WHAT IS REQUIRED: Output the data below in full, byte for byte. Nothing may differ.

--- RECORDS FOR THE EXERCISE Enclosed Below ---

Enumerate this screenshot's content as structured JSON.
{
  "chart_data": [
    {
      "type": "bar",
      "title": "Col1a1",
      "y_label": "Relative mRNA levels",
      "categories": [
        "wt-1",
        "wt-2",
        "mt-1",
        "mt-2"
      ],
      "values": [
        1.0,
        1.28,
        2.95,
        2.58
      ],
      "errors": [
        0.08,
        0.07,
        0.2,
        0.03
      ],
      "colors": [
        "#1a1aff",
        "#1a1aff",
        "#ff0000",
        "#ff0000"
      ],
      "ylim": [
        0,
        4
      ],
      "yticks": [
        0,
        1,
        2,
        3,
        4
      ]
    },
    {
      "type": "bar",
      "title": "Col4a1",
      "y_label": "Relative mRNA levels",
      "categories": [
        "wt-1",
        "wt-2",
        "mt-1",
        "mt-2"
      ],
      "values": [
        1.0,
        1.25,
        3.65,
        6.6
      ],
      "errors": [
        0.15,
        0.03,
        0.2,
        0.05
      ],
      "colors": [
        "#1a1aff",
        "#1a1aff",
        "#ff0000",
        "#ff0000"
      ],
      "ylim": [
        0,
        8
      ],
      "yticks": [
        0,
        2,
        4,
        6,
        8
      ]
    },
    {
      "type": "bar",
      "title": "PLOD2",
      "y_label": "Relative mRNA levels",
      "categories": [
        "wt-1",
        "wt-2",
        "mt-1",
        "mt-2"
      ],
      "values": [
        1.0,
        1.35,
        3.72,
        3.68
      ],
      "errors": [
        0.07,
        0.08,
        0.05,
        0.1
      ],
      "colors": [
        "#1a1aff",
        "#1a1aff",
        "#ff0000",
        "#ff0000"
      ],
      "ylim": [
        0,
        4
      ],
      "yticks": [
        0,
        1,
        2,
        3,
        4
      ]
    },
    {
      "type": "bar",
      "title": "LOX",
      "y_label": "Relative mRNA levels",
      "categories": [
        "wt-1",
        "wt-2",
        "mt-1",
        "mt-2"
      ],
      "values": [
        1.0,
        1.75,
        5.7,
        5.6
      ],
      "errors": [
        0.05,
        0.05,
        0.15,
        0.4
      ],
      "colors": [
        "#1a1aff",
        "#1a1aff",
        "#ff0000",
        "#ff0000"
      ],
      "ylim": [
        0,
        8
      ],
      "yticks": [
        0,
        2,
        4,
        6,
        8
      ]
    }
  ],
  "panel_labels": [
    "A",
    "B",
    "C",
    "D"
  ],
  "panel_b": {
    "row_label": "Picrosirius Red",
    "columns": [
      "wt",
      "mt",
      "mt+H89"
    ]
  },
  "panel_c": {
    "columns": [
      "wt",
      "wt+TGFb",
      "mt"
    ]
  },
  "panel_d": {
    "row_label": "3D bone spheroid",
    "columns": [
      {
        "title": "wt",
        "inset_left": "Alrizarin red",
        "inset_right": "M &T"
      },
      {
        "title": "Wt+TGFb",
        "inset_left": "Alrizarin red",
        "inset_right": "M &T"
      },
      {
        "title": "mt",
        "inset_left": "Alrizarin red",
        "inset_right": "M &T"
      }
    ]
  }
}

--- End of Enclosed RECORDS FOR THE EXERCISE ---

TASK RESPONSE:
Enumerate this screenshot's content as structured JSON.
{
  "chart_data": [
    {
      "type": "bar",
      "title": "Col1a1",
      "y_label": "Relative mRNA levels",
      "categories": [
        "wt-1",
        "wt-2",
        "mt-1",
        "mt-2"
      ],
      "values": [
        1.0,
        1.28,
        2.95,
        2.58
      ],
      "errors": [
        0.08,
        0.07,
        0.2,
        0.03
      ],
      "colors": [
        "#1a1aff",
        "#1a1aff",
        "#ff0000",
        "#ff0000"
      ],
      "ylim": [
        0,
        4
      ],
      "yticks": [
        0,
        1,
        2,
        3,
        4
      ]
    },
    {
      "type": "bar",
      "title": "Col4a1",
      "y_label": "Relative mRNA levels",
      "categories": [
        "wt-1",
        "wt-2",
        "mt-1",
        "mt-2"
      ],
      "values": [
        1.0,
        1.25,
        3.65,
        6.6
      ],
      "errors": [
        0.15,
        0.03,
        0.2,
        0.05
      ],
      "colors": [
        "#1a1aff",
        "#1a1aff",
        "#ff0000",
        "#ff0000"
      ],
      "ylim": [
        0,
        8
      ],
      "yticks": [
        0,
        2,
        4,
        6,
        8
      ]
    },
    {
      "type": "bar",
      "title": "PLOD2",
      "y_label": "Relative mRNA levels",
      "categories": [
        "wt-1",
        "wt-2",
        "mt-1",
        "mt-2"
      ],
      "values": [
        1.0,
        1.35,
        3.72,
        3.68
      ],
      "errors": [
        0.07,
        0.08,
        0.05,
        0.1
      ],
      "colors": [
        "#1a1aff",
        "#1a1aff",
        "#ff0000",
        "#ff0000"
      ],
      "ylim": [
        0,
        4
      ],
      "yticks": [
        0,
        1,
        2,
        3,
        4
      ]
    },
    {
      "type": "bar",
      "title": "LOX",
      "y_label": "Relative mRNA levels",
      "categories": [
        "wt-1",
        "wt-2",
        "mt-1",
        "mt-2"
      ],
      "values": [
        1.0,
        1.75,
        5.7,
        5.6
      ],
      "errors": [
        0.05,
        0.05,
        0.15,
        0.4
      ],
      "colors": [
        "#1a1aff",
        "#1a1aff",
        "#ff0000",
        "#ff0000"
      ],
      "ylim": [
        0,
        8
      ],
      "yticks": [
        0,
        2,
        4,
        6,
        8
      ]
    }
  ],
  "panel_labels": [
    "A",
    "B",
    "C",
    "D"
  ],
  "panel_b": {
    "row_label": "Picrosirius Red",
    "columns": [
      "wt",
      "mt",
      "mt+H89"
    ]
  },
  "panel_c": {
    "columns": [
      "wt",
      "wt+TGFb",
      "mt"
    ]
  },
  "panel_d": {
    "row_label": "3D bone spheroid",
    "columns": [
      {
        "title": "wt",
        "inset_left": "Alrizarin red",
        "inset_right": "M &T"
      },
      {
        "title": "Wt+TGFb",
        "inset_left": "Alrizarin red",
        "inset_right": "M &T"
      },
      {
        "title": "mt",
        "inset_left": "Alrizarin red",
        "inset_right": "M &T"
      }
    ]
  }
}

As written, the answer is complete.